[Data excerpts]
════════
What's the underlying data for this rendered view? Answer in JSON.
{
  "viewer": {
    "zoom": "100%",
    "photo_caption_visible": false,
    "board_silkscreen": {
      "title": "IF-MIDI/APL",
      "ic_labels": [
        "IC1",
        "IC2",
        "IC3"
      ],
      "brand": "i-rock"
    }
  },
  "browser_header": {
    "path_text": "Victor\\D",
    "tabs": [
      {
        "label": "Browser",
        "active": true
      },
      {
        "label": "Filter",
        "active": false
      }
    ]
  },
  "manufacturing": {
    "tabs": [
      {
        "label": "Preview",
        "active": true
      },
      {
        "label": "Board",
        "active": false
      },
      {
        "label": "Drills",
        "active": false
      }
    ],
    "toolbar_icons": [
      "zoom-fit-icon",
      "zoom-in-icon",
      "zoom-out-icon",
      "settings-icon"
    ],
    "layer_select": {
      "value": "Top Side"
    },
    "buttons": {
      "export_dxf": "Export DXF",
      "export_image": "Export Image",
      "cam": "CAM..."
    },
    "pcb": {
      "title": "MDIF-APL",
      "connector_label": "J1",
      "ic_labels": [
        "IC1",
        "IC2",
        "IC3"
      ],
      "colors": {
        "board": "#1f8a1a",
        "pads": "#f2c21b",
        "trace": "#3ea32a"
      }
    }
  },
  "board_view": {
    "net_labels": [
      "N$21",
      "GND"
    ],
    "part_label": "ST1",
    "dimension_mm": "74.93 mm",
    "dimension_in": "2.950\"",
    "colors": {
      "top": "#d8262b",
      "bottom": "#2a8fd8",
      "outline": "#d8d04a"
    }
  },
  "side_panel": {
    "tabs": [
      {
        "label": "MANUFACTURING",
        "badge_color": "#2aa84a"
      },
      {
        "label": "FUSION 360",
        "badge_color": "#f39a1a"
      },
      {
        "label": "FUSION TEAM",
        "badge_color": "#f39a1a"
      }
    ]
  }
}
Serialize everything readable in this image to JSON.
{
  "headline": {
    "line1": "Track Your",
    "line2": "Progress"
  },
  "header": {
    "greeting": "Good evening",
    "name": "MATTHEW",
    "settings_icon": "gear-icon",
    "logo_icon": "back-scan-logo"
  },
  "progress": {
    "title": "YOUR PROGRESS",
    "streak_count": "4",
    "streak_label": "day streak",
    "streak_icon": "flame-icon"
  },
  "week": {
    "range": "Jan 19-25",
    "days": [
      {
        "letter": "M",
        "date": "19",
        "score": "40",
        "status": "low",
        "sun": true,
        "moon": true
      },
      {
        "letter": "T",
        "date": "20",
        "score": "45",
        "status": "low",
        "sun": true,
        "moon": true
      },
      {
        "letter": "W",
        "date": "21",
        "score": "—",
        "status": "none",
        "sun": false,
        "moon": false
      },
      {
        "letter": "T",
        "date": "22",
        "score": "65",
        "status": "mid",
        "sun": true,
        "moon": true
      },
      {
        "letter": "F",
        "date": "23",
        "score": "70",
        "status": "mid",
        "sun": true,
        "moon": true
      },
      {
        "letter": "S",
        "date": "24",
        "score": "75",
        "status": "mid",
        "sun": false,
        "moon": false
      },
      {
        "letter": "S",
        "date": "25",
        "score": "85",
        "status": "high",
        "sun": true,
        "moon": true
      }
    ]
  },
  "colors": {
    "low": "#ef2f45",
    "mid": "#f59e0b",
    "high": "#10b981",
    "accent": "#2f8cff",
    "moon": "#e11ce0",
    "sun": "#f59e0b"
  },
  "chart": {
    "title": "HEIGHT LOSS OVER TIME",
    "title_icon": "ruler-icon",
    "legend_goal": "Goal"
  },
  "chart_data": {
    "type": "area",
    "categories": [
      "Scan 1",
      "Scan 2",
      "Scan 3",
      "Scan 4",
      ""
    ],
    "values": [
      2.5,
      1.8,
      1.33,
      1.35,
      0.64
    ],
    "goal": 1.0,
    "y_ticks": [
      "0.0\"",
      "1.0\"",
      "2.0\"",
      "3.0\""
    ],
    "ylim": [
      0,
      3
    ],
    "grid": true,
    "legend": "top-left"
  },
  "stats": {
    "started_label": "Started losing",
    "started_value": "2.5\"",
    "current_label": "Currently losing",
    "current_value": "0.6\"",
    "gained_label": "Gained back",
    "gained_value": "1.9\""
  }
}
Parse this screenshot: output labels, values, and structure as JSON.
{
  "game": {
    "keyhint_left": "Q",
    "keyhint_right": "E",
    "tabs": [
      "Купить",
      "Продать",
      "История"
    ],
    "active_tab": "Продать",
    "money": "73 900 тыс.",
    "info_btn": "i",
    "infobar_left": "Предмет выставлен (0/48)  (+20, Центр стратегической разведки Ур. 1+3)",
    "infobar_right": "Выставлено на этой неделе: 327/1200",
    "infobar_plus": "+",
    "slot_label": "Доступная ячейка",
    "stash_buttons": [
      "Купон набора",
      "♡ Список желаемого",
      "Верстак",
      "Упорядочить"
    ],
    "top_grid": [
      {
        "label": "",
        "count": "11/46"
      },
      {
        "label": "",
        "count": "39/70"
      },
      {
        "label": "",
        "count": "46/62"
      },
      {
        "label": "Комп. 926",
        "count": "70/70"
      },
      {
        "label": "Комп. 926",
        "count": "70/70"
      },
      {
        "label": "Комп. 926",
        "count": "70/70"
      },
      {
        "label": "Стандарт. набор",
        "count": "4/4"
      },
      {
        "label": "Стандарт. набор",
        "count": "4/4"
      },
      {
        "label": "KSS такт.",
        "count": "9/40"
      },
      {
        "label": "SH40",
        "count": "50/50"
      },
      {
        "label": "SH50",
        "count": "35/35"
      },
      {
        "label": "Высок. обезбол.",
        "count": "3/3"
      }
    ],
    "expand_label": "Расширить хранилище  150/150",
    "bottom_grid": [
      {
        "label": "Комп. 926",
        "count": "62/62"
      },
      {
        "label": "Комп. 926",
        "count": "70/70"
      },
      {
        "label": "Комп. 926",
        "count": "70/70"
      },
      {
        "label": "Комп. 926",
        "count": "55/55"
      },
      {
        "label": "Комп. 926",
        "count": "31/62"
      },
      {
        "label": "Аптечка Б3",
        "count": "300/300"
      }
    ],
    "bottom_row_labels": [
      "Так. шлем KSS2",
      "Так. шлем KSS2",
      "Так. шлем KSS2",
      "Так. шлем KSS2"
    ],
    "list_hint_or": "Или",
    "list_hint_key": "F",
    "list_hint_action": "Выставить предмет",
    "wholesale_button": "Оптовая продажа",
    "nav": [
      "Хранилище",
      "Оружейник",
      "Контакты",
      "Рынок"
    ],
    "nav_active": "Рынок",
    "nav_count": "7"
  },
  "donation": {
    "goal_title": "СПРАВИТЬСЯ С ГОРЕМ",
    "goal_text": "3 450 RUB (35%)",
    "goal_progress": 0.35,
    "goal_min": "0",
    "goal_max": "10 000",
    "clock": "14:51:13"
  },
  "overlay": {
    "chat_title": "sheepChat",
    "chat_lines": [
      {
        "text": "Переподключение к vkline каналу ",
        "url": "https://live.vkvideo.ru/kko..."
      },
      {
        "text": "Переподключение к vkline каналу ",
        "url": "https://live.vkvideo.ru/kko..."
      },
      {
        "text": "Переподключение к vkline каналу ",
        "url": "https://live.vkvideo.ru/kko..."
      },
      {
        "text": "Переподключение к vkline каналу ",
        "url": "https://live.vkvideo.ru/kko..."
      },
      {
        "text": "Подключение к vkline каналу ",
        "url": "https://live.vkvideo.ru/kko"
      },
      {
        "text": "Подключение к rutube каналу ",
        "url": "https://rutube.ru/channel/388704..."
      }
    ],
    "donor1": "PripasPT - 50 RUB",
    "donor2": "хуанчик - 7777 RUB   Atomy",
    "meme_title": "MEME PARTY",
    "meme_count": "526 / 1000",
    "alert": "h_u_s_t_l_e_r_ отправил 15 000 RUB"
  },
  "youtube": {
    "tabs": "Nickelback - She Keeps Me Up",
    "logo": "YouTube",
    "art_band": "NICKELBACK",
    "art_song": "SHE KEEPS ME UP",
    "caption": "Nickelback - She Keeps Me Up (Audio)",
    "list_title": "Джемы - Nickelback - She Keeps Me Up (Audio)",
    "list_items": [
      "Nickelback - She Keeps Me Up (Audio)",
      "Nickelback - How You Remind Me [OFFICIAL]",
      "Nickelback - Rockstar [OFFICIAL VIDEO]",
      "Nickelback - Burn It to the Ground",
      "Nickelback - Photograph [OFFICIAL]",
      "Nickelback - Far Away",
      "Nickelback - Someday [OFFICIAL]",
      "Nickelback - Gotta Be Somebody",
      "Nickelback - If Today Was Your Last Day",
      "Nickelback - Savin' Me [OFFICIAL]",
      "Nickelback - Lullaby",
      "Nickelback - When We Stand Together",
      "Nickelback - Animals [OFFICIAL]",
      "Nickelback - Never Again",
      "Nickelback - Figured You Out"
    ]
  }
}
════════
Please list every line of the records that contains "values".

    "values": [
Parse this screenshot: output labels, values, and structure as JSON.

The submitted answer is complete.